Data items ▸
○ ○ ○

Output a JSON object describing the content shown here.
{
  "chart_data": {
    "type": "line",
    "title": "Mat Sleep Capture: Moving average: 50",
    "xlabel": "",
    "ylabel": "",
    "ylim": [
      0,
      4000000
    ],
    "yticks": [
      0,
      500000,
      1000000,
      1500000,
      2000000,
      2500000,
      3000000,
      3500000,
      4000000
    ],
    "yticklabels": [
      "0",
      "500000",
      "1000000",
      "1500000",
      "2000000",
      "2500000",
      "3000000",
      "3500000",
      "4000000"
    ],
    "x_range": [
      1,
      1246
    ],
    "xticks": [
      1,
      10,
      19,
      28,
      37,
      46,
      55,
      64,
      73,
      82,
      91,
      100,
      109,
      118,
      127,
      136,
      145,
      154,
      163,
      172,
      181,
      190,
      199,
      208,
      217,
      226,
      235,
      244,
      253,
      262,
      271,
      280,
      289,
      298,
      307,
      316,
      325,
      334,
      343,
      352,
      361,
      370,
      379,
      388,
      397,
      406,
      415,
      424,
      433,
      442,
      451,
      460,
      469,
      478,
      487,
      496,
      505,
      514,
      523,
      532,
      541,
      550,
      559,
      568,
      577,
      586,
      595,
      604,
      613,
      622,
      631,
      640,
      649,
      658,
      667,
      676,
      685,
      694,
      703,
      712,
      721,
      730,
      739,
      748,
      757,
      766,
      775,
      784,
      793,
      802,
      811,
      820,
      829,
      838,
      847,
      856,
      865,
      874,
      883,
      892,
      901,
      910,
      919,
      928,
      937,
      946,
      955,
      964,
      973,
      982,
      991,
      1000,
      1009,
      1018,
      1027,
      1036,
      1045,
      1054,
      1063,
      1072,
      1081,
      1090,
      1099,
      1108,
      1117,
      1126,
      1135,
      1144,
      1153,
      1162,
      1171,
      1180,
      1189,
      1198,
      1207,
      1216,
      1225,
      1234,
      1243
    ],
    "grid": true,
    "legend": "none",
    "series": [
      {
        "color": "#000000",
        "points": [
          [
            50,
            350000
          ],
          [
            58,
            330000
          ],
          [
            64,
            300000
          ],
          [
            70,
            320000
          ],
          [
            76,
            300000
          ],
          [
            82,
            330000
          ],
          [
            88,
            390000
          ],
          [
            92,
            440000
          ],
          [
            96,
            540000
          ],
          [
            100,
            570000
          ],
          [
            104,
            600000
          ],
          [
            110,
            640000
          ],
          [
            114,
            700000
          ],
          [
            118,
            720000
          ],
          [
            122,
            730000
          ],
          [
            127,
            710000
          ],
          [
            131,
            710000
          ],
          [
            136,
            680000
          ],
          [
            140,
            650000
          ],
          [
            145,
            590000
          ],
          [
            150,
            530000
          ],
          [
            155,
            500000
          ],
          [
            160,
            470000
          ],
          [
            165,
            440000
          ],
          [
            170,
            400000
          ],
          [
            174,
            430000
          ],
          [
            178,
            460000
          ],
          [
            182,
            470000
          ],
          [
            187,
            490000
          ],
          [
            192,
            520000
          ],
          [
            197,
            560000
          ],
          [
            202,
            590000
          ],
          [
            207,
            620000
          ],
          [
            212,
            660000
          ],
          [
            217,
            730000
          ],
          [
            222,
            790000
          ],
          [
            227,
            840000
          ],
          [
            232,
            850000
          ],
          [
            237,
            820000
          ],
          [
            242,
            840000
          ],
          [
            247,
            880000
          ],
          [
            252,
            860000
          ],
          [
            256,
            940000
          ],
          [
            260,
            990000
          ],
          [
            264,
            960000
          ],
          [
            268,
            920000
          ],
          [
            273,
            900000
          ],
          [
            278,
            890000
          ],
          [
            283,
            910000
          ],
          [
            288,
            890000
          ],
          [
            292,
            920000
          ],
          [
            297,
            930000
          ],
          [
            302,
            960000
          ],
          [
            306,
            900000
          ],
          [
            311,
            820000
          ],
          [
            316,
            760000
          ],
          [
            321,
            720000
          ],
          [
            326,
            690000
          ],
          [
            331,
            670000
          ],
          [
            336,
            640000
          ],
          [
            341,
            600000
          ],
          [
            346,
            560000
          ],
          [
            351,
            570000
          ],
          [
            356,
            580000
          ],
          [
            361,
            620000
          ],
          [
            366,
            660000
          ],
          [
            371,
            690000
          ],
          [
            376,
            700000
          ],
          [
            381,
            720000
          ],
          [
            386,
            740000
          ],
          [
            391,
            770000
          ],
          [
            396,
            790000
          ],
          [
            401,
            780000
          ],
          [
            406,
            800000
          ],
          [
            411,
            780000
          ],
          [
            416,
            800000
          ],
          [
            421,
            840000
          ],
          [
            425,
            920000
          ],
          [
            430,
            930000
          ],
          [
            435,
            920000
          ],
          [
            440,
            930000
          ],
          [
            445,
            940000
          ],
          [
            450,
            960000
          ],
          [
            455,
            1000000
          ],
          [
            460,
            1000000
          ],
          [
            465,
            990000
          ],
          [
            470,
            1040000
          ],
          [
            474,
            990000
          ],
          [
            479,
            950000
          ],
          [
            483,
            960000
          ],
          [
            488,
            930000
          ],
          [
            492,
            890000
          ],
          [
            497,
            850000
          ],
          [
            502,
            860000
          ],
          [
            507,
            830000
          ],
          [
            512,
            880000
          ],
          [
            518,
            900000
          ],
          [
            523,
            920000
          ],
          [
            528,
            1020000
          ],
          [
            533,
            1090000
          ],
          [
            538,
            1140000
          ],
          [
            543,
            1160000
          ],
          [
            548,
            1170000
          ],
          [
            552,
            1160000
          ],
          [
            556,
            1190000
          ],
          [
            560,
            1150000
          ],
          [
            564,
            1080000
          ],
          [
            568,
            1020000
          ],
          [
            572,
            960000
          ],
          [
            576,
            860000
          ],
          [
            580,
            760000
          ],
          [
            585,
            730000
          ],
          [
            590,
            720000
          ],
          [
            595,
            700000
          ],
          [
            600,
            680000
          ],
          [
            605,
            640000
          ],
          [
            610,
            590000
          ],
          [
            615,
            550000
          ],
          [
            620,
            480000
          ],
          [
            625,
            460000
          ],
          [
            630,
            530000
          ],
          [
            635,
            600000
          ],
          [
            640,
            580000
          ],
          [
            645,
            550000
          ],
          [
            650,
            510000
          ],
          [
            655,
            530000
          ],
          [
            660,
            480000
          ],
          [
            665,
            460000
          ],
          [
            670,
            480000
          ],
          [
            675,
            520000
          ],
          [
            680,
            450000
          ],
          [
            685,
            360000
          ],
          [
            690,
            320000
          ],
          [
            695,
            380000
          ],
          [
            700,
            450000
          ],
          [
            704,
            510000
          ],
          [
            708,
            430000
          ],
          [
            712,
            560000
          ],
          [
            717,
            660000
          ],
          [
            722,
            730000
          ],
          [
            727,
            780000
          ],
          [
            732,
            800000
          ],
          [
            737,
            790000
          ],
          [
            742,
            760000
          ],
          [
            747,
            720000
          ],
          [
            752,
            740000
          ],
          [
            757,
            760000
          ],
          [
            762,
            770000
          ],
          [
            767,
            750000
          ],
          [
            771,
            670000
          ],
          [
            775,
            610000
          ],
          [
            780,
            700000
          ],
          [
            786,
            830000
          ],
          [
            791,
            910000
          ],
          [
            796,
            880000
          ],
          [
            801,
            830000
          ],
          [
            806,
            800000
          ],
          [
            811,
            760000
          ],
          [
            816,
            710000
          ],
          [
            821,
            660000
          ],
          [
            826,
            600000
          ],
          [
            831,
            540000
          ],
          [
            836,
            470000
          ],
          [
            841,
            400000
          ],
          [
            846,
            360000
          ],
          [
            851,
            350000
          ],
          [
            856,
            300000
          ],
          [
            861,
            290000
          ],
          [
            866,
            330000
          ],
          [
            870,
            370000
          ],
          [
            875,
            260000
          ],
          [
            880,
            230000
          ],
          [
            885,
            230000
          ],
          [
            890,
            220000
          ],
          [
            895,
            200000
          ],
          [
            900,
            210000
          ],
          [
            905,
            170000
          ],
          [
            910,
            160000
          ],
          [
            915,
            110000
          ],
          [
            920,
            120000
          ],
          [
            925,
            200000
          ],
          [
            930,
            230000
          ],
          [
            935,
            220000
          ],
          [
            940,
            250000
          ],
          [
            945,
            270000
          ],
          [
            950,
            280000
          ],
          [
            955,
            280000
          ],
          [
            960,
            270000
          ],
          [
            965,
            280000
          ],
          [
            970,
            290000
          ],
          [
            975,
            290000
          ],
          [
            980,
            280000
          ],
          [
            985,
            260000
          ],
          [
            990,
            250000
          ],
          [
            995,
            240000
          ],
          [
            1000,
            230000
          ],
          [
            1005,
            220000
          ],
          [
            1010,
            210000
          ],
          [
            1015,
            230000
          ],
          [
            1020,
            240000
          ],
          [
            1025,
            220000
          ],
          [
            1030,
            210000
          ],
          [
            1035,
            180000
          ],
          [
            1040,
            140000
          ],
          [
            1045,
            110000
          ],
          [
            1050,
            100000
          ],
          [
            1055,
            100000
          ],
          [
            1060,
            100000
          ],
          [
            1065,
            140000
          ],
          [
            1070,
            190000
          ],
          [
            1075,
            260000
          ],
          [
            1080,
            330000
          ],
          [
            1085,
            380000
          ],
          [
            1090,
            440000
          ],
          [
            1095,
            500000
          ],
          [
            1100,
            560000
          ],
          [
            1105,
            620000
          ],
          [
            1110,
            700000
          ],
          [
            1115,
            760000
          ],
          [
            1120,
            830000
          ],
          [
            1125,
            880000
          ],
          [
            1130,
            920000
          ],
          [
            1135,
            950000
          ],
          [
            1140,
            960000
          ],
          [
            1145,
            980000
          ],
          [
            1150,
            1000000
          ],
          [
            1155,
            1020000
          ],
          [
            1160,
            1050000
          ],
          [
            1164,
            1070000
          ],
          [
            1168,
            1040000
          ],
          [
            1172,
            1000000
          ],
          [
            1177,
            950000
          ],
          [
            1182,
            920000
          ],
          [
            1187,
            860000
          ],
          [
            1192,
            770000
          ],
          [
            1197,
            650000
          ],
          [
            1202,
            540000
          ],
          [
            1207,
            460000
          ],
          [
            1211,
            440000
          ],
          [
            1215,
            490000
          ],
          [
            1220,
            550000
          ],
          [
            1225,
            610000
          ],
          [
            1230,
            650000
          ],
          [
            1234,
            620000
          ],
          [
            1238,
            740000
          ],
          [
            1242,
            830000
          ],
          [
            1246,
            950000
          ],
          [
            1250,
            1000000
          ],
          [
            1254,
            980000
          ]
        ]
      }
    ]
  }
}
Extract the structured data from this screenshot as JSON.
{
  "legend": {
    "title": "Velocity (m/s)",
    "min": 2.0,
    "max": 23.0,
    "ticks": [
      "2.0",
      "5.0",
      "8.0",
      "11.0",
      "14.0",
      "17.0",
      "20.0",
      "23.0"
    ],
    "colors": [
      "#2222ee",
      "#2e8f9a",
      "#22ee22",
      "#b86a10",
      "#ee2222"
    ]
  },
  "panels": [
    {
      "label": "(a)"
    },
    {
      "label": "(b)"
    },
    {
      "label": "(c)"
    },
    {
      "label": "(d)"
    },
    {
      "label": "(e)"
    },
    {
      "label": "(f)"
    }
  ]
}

○ ○ ○

Goal ▸
Give again only the lines of the material above that run from the one with "Extract the structured" through the end, both included, exactly as they appear.

Task solution ▸
Extract the structured data from this screenshot as JSON.
{
  "legend": {
    "title": "Velocity (m/s)",
    "min": 2.0,
    "max": 23.0,
    "ticks": [
      "2.0",
      "5.0",
      "8.0",
      "11.0",
      "14.0",
      "17.0",
      "20.0",
      "23.0"
    ],
    "colors": [
      "#2222ee",
      "#2e8f9a",
      "#22ee22",
      "#b86a10",
      "#ee2222"
    ]
  },
  "panels": [
    {
      "label": "(a)"
    },
    {
      "label": "(b)"
    },
    {
      "label": "(c)"
    },
    {
      "label": "(d)"
    },
    {
      "label": "(e)"
    },
    {
      "label": "(f)"
    }
  ]
}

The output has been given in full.